→ Input material:
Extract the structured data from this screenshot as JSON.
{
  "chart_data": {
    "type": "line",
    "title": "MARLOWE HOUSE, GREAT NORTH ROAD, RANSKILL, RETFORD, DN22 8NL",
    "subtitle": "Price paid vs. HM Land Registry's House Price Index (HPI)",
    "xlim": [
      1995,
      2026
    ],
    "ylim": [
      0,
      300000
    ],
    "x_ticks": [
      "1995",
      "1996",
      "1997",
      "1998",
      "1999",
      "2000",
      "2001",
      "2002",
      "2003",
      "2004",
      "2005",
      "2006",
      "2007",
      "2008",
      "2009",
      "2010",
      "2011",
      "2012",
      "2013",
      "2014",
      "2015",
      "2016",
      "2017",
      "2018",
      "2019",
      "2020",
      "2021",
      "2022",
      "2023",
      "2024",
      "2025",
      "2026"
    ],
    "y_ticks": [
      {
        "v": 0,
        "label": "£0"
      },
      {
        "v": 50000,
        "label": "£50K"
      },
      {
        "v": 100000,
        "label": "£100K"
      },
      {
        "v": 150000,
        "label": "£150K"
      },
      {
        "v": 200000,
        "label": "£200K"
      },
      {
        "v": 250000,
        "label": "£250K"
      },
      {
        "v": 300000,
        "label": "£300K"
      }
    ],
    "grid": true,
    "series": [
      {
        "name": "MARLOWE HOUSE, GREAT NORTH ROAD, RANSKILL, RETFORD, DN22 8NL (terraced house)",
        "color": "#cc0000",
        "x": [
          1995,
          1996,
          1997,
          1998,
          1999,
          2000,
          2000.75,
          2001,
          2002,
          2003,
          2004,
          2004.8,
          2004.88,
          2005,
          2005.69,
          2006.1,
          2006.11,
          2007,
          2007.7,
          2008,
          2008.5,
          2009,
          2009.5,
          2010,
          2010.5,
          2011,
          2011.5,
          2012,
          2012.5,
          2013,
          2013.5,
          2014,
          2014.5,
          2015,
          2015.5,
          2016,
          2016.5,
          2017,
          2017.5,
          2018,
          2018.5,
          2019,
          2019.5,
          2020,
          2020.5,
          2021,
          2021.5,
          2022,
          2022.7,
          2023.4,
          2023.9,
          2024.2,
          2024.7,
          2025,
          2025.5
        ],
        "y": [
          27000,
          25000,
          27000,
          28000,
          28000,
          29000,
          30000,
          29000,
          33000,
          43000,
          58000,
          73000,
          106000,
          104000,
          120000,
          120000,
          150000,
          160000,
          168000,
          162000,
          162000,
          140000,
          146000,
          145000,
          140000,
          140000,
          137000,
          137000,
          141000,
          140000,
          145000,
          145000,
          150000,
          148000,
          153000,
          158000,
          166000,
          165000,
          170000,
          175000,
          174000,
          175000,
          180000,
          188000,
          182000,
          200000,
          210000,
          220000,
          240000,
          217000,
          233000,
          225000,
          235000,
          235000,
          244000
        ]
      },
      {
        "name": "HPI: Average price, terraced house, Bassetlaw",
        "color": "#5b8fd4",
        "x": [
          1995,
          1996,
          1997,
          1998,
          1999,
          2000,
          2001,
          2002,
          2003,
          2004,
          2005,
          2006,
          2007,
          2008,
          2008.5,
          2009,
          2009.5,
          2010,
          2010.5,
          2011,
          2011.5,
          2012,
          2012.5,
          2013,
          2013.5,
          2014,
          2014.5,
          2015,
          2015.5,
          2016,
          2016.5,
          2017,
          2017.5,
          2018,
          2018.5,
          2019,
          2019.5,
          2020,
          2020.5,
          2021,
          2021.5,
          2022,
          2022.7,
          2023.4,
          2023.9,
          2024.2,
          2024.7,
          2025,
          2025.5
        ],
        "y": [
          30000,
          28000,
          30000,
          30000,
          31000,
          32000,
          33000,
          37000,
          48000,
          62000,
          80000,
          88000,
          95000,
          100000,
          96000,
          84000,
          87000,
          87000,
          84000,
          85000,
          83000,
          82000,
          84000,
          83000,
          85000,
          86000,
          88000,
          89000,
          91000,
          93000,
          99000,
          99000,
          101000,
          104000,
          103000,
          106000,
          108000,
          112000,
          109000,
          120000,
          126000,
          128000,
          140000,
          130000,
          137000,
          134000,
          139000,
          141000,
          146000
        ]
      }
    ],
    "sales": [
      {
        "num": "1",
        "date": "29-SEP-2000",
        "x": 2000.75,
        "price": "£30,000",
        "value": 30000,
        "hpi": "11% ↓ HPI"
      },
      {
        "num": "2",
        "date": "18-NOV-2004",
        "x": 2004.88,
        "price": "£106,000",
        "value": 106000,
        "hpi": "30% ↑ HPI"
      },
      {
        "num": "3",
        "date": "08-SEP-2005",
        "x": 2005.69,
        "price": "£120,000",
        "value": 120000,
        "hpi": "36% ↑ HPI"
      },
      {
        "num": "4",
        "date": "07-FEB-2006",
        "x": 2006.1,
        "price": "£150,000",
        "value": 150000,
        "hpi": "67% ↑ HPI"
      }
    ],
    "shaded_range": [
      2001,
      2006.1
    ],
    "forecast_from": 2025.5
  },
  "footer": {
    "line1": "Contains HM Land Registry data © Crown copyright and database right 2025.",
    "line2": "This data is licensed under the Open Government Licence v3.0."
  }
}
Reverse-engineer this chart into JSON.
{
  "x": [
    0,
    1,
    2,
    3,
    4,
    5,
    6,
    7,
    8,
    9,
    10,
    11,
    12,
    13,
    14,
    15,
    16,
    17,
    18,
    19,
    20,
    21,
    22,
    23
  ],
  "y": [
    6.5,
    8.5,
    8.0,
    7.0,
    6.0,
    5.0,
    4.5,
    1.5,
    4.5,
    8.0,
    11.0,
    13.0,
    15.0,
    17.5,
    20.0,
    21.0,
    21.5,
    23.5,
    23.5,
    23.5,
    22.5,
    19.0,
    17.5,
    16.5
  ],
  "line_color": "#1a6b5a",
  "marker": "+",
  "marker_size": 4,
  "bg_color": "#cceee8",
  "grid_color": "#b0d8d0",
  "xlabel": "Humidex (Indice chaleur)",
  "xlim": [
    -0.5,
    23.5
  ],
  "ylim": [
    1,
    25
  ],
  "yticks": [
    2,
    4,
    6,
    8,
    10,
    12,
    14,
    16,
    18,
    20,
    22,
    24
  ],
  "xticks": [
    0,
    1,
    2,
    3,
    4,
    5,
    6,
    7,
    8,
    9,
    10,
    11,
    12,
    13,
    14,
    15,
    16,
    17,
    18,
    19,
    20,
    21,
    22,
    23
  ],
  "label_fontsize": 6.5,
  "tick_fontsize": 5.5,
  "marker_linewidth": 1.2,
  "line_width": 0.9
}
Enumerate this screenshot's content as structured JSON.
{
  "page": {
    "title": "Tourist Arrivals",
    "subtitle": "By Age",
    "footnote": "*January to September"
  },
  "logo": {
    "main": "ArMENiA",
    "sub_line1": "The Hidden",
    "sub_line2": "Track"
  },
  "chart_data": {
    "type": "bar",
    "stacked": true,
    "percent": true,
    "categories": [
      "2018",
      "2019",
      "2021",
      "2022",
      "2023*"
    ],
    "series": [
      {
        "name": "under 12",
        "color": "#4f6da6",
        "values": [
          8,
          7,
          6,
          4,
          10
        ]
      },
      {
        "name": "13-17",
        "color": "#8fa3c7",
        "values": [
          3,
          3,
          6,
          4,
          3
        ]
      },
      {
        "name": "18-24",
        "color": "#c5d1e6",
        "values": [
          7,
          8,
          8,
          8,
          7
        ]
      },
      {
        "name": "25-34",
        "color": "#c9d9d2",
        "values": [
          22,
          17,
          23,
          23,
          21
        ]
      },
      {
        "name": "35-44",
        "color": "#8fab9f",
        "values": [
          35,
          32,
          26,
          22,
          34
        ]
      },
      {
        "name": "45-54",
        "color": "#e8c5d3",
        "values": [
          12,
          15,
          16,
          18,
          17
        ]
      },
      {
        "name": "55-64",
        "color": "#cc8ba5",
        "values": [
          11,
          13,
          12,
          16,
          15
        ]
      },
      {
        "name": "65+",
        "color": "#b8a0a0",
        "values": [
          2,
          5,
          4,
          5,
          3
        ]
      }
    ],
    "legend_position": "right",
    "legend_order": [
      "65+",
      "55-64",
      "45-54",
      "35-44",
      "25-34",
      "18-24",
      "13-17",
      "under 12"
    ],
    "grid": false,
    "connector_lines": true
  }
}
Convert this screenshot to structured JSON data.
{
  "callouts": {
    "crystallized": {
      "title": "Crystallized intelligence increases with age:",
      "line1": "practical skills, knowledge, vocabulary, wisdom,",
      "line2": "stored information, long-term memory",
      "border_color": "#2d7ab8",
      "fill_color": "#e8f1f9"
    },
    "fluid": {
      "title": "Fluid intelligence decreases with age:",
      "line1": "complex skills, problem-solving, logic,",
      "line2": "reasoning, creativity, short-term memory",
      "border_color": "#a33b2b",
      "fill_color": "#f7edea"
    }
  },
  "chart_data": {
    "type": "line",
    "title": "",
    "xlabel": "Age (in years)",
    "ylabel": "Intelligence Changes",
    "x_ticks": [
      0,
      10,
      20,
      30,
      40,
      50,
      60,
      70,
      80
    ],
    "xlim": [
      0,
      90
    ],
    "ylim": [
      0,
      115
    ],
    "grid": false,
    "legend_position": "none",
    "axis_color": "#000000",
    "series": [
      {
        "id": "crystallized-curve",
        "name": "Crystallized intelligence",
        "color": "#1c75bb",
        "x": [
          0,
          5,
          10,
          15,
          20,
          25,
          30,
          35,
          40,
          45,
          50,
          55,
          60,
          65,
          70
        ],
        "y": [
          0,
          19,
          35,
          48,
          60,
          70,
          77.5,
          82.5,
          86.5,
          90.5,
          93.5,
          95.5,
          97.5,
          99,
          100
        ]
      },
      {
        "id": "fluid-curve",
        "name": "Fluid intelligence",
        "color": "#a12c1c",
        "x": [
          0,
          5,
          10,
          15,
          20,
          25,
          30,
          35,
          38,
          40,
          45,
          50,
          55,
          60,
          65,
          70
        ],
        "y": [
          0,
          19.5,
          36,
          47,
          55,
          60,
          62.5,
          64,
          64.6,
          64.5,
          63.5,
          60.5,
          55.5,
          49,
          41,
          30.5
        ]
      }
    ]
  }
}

→ Given exercise: Identify lines with the string "term". Copy each one.

→ Output for this exercise:
      "line2": "stored information, long-term memory",
      "line2": "reasoning, creativity, short-term memory",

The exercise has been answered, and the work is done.